(Collected data entries)
◆ ◆ ◆ ◆

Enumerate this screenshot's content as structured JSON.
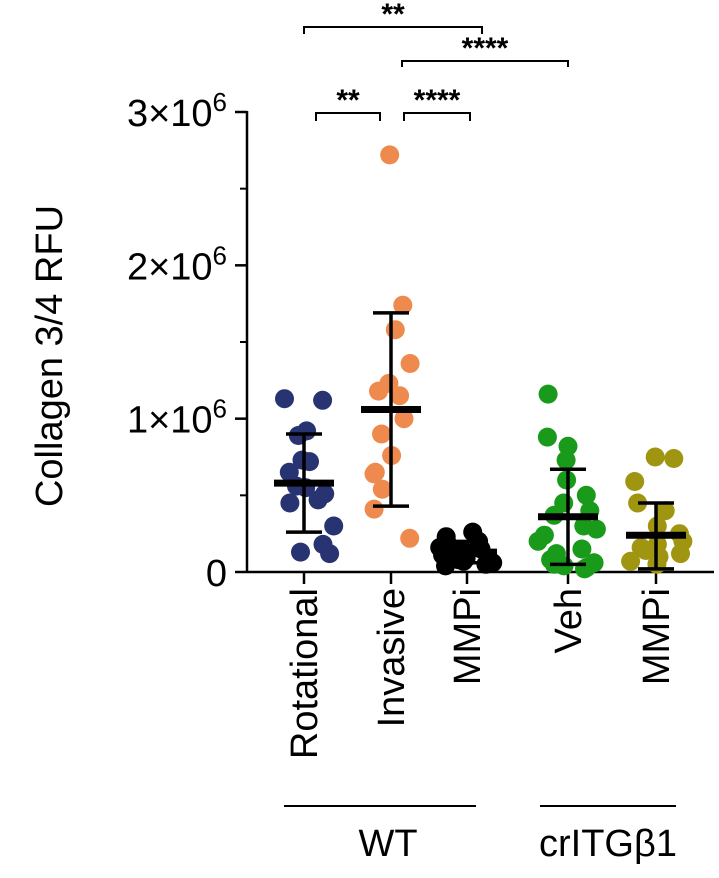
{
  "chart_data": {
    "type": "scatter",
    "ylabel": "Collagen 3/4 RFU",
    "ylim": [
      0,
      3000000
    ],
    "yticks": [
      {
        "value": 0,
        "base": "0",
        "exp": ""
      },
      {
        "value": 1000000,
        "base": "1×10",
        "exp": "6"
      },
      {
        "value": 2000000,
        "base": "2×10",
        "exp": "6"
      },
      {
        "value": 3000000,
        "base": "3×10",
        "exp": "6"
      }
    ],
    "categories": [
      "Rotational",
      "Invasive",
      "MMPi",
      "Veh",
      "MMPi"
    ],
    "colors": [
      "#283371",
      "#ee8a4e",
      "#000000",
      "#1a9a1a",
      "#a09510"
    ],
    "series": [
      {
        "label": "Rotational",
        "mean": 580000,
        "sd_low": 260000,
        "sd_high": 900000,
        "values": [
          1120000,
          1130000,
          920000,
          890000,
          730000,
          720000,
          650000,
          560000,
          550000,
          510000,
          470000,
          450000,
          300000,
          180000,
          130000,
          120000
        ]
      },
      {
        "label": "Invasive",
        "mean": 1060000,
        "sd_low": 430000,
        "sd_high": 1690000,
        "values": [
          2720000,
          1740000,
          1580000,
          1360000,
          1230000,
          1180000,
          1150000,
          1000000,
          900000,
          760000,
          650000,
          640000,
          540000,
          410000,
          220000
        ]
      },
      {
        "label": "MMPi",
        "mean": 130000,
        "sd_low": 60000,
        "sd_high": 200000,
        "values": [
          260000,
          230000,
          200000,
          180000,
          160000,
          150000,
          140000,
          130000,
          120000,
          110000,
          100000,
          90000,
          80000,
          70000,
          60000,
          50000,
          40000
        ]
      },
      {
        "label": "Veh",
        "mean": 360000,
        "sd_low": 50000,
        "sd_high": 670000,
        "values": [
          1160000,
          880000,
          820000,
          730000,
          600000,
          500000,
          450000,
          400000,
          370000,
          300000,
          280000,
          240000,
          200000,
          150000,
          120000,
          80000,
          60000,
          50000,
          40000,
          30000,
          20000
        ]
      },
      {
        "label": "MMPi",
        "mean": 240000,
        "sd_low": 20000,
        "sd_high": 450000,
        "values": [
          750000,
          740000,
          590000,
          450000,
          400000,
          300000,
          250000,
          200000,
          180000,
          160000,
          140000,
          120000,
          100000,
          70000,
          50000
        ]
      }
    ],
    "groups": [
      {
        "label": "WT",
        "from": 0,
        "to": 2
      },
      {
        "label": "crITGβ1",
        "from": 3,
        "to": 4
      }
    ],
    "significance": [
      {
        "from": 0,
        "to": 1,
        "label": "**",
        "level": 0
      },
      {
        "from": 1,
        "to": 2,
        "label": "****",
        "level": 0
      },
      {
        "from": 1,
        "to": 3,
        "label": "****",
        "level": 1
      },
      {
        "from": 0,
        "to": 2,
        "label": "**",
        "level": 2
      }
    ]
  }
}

◆ ◆ ◆ ◆

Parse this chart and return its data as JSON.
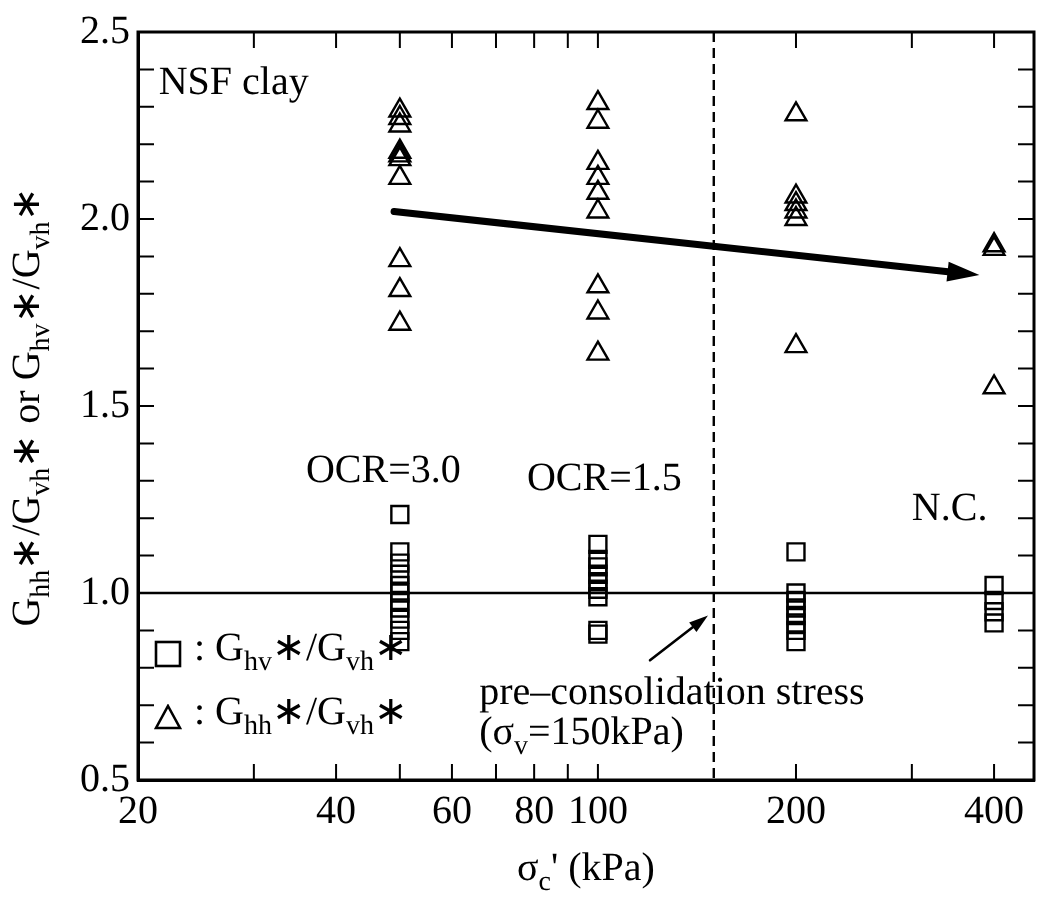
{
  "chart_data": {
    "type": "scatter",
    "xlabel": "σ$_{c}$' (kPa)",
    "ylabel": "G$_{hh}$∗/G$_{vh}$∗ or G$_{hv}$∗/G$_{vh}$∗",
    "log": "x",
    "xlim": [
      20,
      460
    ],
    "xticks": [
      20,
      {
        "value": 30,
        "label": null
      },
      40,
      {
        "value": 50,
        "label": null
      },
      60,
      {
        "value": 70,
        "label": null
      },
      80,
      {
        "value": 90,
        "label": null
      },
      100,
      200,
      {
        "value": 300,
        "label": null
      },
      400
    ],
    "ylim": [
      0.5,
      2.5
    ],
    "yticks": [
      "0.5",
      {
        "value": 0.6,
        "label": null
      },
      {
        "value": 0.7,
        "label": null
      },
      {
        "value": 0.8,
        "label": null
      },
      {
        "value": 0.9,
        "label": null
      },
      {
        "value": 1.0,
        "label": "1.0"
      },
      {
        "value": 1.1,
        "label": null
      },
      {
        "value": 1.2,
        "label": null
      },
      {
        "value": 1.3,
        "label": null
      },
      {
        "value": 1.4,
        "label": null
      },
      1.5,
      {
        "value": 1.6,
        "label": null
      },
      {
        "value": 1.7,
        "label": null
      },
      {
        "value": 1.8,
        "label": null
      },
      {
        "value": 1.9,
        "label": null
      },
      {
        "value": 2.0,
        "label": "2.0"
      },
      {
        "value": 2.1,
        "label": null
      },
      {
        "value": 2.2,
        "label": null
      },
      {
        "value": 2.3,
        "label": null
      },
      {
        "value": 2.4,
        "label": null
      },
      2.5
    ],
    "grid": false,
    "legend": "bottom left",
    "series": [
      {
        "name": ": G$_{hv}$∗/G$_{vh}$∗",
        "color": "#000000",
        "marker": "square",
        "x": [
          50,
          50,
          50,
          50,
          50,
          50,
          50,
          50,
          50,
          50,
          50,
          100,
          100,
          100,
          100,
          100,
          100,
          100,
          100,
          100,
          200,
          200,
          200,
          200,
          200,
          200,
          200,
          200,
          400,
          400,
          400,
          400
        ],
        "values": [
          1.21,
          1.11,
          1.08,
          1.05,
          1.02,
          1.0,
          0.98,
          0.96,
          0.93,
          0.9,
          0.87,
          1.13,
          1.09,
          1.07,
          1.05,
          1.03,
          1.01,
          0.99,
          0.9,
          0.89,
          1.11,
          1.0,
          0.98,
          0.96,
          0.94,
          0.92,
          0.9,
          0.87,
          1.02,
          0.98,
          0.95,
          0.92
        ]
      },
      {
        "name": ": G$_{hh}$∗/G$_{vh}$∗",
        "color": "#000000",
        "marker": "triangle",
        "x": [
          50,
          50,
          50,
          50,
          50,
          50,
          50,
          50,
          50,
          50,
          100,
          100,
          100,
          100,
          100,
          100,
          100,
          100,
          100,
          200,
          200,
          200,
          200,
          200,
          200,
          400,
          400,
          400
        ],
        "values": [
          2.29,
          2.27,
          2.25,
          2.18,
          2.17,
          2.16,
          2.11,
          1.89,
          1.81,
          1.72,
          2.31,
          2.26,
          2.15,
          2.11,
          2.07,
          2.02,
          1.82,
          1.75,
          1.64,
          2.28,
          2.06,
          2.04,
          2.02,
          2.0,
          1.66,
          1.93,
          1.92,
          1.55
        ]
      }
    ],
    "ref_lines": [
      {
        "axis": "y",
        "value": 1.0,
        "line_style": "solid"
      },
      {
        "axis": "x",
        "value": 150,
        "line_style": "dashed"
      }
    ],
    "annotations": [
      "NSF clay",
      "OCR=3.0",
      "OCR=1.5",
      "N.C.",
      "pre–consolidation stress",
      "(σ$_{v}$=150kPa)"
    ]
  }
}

◆ ◆ ◆ ◆

= Aim of the exercise =
Make a copy of each line that contains the string "this".

= Answer =
Enumerate this screenshot's content as structured JSON.
Parse this chart and return its data as JSON.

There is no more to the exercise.